• Data entries:
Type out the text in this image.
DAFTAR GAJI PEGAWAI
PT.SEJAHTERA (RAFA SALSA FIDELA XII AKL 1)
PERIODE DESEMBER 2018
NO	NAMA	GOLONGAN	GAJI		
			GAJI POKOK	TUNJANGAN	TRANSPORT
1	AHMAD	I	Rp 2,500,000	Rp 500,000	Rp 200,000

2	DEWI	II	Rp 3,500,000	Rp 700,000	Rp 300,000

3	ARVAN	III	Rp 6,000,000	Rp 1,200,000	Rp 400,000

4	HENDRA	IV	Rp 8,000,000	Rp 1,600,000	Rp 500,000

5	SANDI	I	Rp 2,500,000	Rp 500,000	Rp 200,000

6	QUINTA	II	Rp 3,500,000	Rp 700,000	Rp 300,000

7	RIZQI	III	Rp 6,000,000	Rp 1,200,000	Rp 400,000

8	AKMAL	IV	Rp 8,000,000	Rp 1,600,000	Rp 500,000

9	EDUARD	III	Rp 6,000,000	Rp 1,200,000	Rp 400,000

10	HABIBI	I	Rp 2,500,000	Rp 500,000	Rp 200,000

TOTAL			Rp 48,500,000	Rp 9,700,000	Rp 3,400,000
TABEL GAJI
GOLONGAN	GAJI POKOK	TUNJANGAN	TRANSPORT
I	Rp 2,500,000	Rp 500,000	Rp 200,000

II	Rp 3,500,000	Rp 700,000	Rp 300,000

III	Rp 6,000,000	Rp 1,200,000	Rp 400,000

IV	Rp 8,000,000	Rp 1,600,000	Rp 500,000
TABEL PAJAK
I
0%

• The task:
Identify every line above that includes the word "TUNJANGAN", and show those lines.

• Correct response:
			GAJI POKOK	TUNJANGAN	TRANSPORT
GOLONGAN	GAJI POKOK	TUNJANGAN	TRANSPORT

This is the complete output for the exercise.